Exercise goal: Reproduce precisely the lines of the material below from the line containing "Give me the" up to and including its last line. Pictures must not be copied.

Dataset entries:

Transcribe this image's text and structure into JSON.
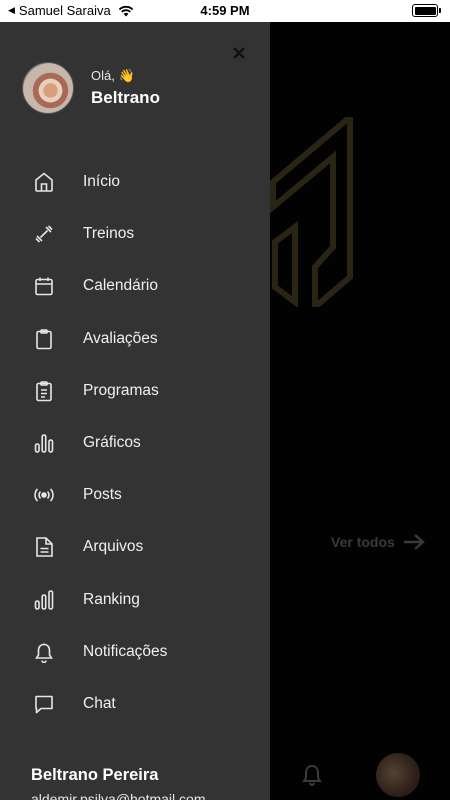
{
  "status_bar": {
    "back_indicator": "◀",
    "carrier": "Samuel Saraiva",
    "time": "4:59 PM"
  },
  "drawer": {
    "close_label": "×",
    "profile": {
      "greeting": "Olá, 👋",
      "name": "Beltrano"
    },
    "menu": [
      {
        "label": "Início",
        "icon": "home-icon"
      },
      {
        "label": "Treinos",
        "icon": "dumbbell-icon"
      },
      {
        "label": "Calendário",
        "icon": "calendar-icon"
      },
      {
        "label": "Avaliações",
        "icon": "clipboard-icon"
      },
      {
        "label": "Programas",
        "icon": "clipboard-list-icon"
      },
      {
        "label": "Gráficos",
        "icon": "bar-chart-icon"
      },
      {
        "label": "Posts",
        "icon": "broadcast-icon"
      },
      {
        "label": "Arquivos",
        "icon": "file-icon"
      },
      {
        "label": "Ranking",
        "icon": "ranking-icon"
      },
      {
        "label": "Notificações",
        "icon": "bell-icon"
      },
      {
        "label": "Chat",
        "icon": "chat-icon"
      }
    ],
    "footer": {
      "full_name": "Beltrano Pereira",
      "email": "aldemir.psilva@hotmail.com"
    }
  },
  "background": {
    "see_all_label": "Ver todos"
  },
  "colors": {
    "drawer_bg": "#333333",
    "backdrop": "#020202",
    "logo_accent": "#2a2414"
  }
}
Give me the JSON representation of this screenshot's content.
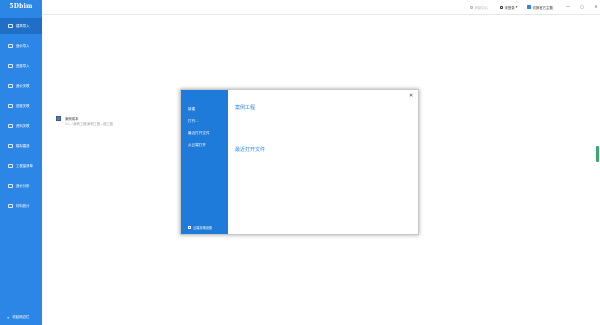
{
  "app": {
    "logo": "5Dbim"
  },
  "sidebar": {
    "items": [
      {
        "label": "建筑导入",
        "active": true
      },
      {
        "label": "造价导入"
      },
      {
        "label": "进度导入"
      },
      {
        "label": "造价关联"
      },
      {
        "label": "进度关联"
      },
      {
        "label": "资料关联"
      },
      {
        "label": "模拟建造"
      },
      {
        "label": "工程量清单"
      },
      {
        "label": "造价分析"
      },
      {
        "label": "材料统计"
      }
    ],
    "footer_label": "收起侧边栏"
  },
  "topbar": {
    "message_label": "消息中心",
    "user_label": "未登录",
    "user_caret": "▾",
    "vip_label": "切换官方主题",
    "minimize": "—",
    "maximize": "◻",
    "close": "✕"
  },
  "dialog": {
    "menu": [
      "新建",
      "打开...",
      "最近打开文件",
      "从云端打开"
    ],
    "cloud_settings": "云端存储设置",
    "close": "✕",
    "sample_section_title": "案例工程",
    "sample_name": "案例成本",
    "sample_path": "C:\\...\\案例工程\\案例工程—施工图",
    "recent_section_title": "最近打开文件"
  },
  "colors": {
    "sidebar": "#2b86e6",
    "dialog_sidebar": "#1f7bd9",
    "accent": "#2b86e6"
  }
}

Written response:
Give me the JSON representation of this screenshot's content.
{
  "app": {
    "logo": "5Dbim"
  },
  "sidebar": {
    "items": [
      {
        "label": "建筑导入",
        "active": true
      },
      {
        "label": "造价导入"
      },
      {
        "label": "进度导入"
      },
      {
        "label": "造价关联"
      },
      {
        "label": "进度关联"
      },
      {
        "label": "资料关联"
      },
      {
        "label": "模拟建造"
      },
      {
        "label": "工程量清单"
      },
      {
        "label": "造价分析"
      },
      {
        "label": "材料统计"
      }
    ],
    "footer_label": "收起侧边栏"
  },
  "topbar": {
    "message_label": "消息中心",
    "user_label": "未登录",
    "user_caret": "▾",
    "vip_label": "切换官方主题",
    "minimize": "—",
    "maximize": "◻",
    "close": "✕"
  },
  "dialog": {
    "menu": [
      "新建",
      "打开...",
      "最近打开文件",
      "从云端打开"
    ],
    "cloud_settings": "云端存储设置",
    "close": "✕",
    "sample_section_title": "案例工程",
    "sample_name": "案例成本",
    "sample_path": "C:\\...\\案例工程\\案例工程—施工图",
    "recent_section_title": "最近打开文件"
  },
  "colors": {
    "sidebar": "#2b86e6",
    "dialog_sidebar": "#1f7bd9",
    "accent": "#2b86e6"
  }
}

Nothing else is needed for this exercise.